Begin Text provided

Skip to main content

A New Way of Corresponding

By December 1st, 2022Insights
African American business man looking at charts on laptop

By Sam Koslowsky, Senior Analytic Consultant, Harte Hanks

Isn’t it satisfying to find a tool that makes our analytic lives easier? Have you ever wondered whether it’s possible to display the results of an analysis visually so that insight can be gleaned quickly? Have you ever seen a large table with plenty of numbers, and you are just at a loss on how to clarify what you are looking at? What approach makes interpretation stress-free? 

Take the case reported in the International Journal of Market Research 1. Below is a small selection of data that was used to determine attributes and descriptors associated with well-known brands. Responses were recorded from a large sample concerning a respondent’s perceived attitude towards a variety of brands. The data was summarized, such that the number of respondents associating a brand with an attribute was calculated. Keep in mind there were about 30 brands and 20 or so attributes studied. Picture this 30 by 20 spreadsheet, and your need to summarize your findings in a concise and clear manner.  Not an easy task.

End Text provided
Begin Data entries

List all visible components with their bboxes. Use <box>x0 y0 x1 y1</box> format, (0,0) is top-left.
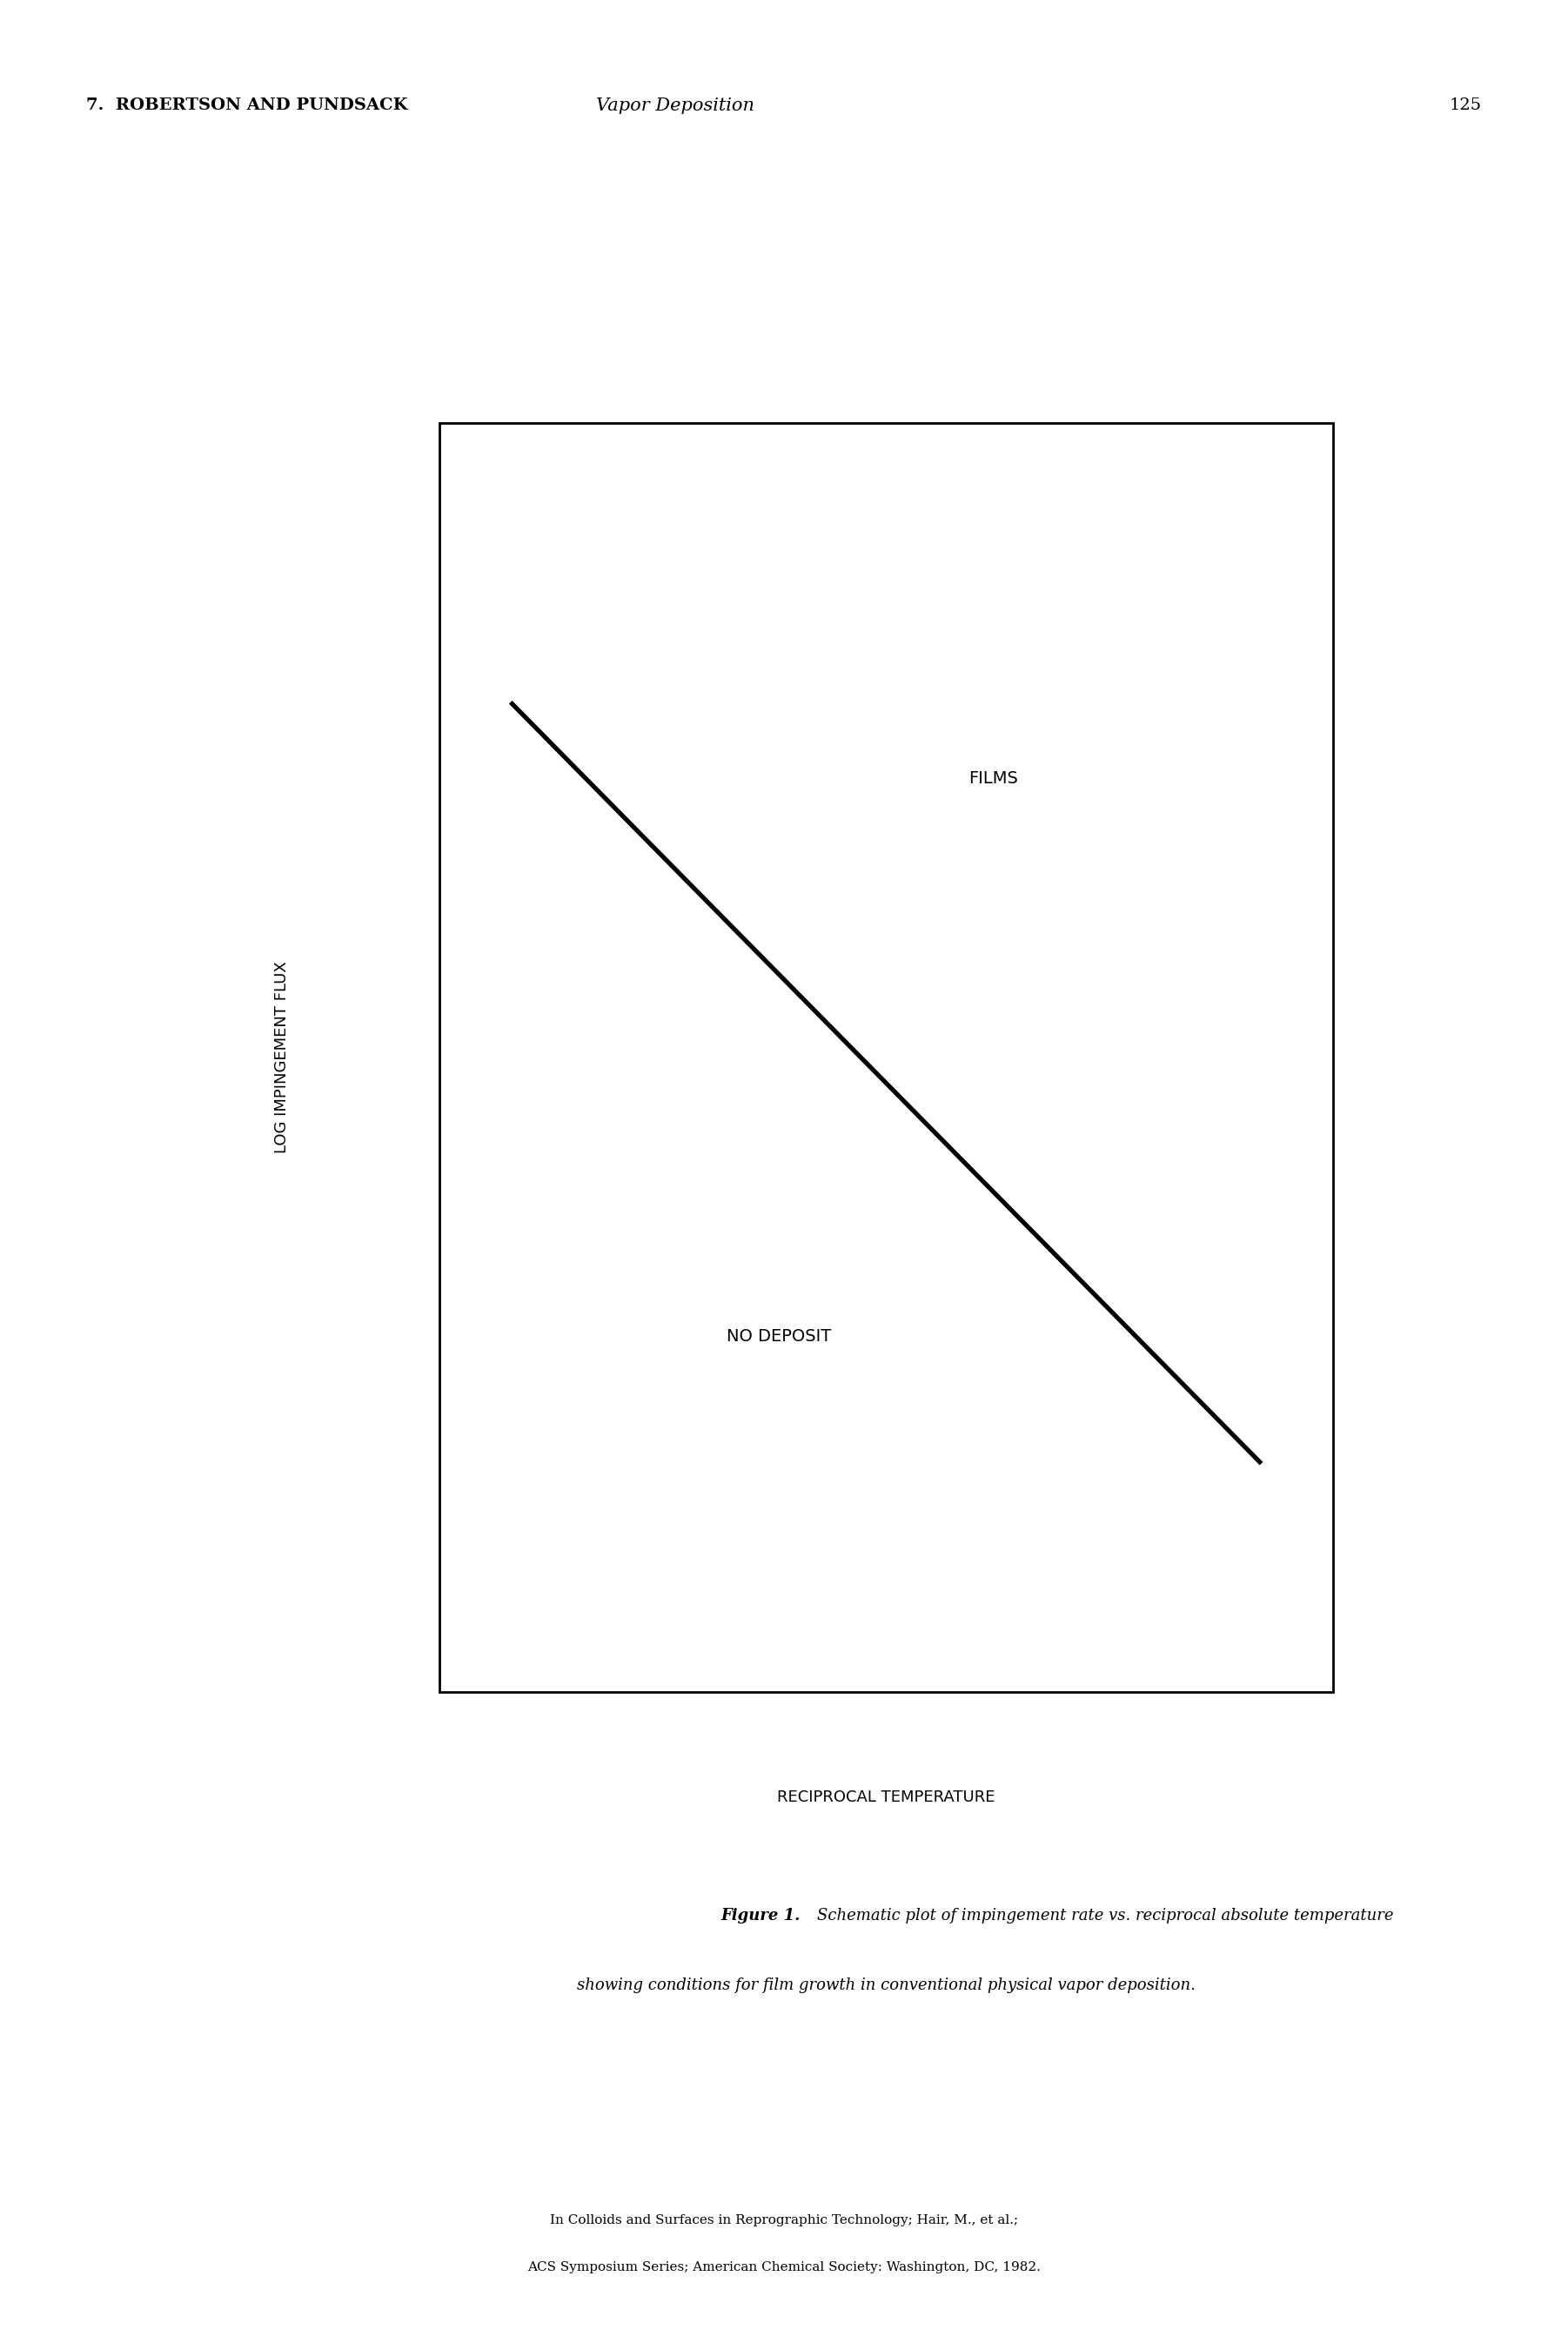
FancyBboxPatch shape <box>439 423 1333 1692</box>
Text: ACS Symposium Series; American Chemical Society: Washington, DC, 1982.: ACS Symposium Series; American Chemical … <box>527 2261 1041 2275</box>
Text: 7.  ROBERTSON AND PUNDSACK: 7. ROBERTSON AND PUNDSACK <box>86 99 408 113</box>
Text: FILMS: FILMS <box>969 771 1018 787</box>
Text: 125: 125 <box>1449 99 1482 113</box>
Text: NO DEPOSIT: NO DEPOSIT <box>726 1328 831 1344</box>
Text: Vapor Deposition: Vapor Deposition <box>596 96 754 115</box>
Text: RECIPROCAL TEMPERATURE: RECIPROCAL TEMPERATURE <box>776 1791 996 1805</box>
Text: showing conditions for film growth in conventional physical vapor deposition.: showing conditions for film growth in co… <box>577 1979 1195 1993</box>
Text: In Colloids and Surfaces in Reprographic Technology; Hair, M., et al.;: In Colloids and Surfaces in Reprographic… <box>550 2214 1018 2228</box>
Text: LOG IMPINGEMENT FLUX: LOG IMPINGEMENT FLUX <box>274 961 290 1154</box>
Text: Figure 1.: Figure 1. <box>721 1908 801 1922</box>
Text: Schematic plot of impingement rate vs. reciprocal absolute temperature: Schematic plot of impingement rate vs. r… <box>817 1908 1394 1922</box>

End Data entries

→ **Direction 1**:
According to the article on a new way of corresponding, roughly how many brands were studied?
→ **Direction 2**:
Please reproduce the record above line for line, leaving out the picture.

→ **Written response 1**:
About 30 brands were studied.

→ **Written response 2**:
List all visible components with their bboxes. Use <box>x0 y0 x1 y1</box> format, (0,0) is top-left.
FancyBboxPatch shape <box>439 423 1333 1692</box>
Text: ACS Symposium Series; American Chemical Society: Washington, DC, 1982.: ACS Symposium Series; American Chemical … <box>527 2261 1041 2275</box>
Text: 7.  ROBERTSON AND PUNDSACK: 7. ROBERTSON AND PUNDSACK <box>86 99 408 113</box>
Text: FILMS: FILMS <box>969 771 1018 787</box>
Text: 125: 125 <box>1449 99 1482 113</box>
Text: NO DEPOSIT: NO DEPOSIT <box>726 1328 831 1344</box>
Text: Vapor Deposition: Vapor Deposition <box>596 96 754 115</box>
Text: RECIPROCAL TEMPERATURE: RECIPROCAL TEMPERATURE <box>776 1791 996 1805</box>
Text: showing conditions for film growth in conventional physical vapor deposition.: showing conditions for film growth in co… <box>577 1979 1195 1993</box>
Text: In Colloids and Surfaces in Reprographic Technology; Hair, M., et al.;: In Colloids and Surfaces in Reprographic… <box>550 2214 1018 2228</box>
Text: LOG IMPINGEMENT FLUX: LOG IMPINGEMENT FLUX <box>274 961 290 1154</box>
Text: Figure 1.: Figure 1. <box>721 1908 801 1922</box>
Text: Schematic plot of impingement rate vs. reciprocal absolute temperature: Schematic plot of impingement rate vs. r… <box>817 1908 1394 1922</box>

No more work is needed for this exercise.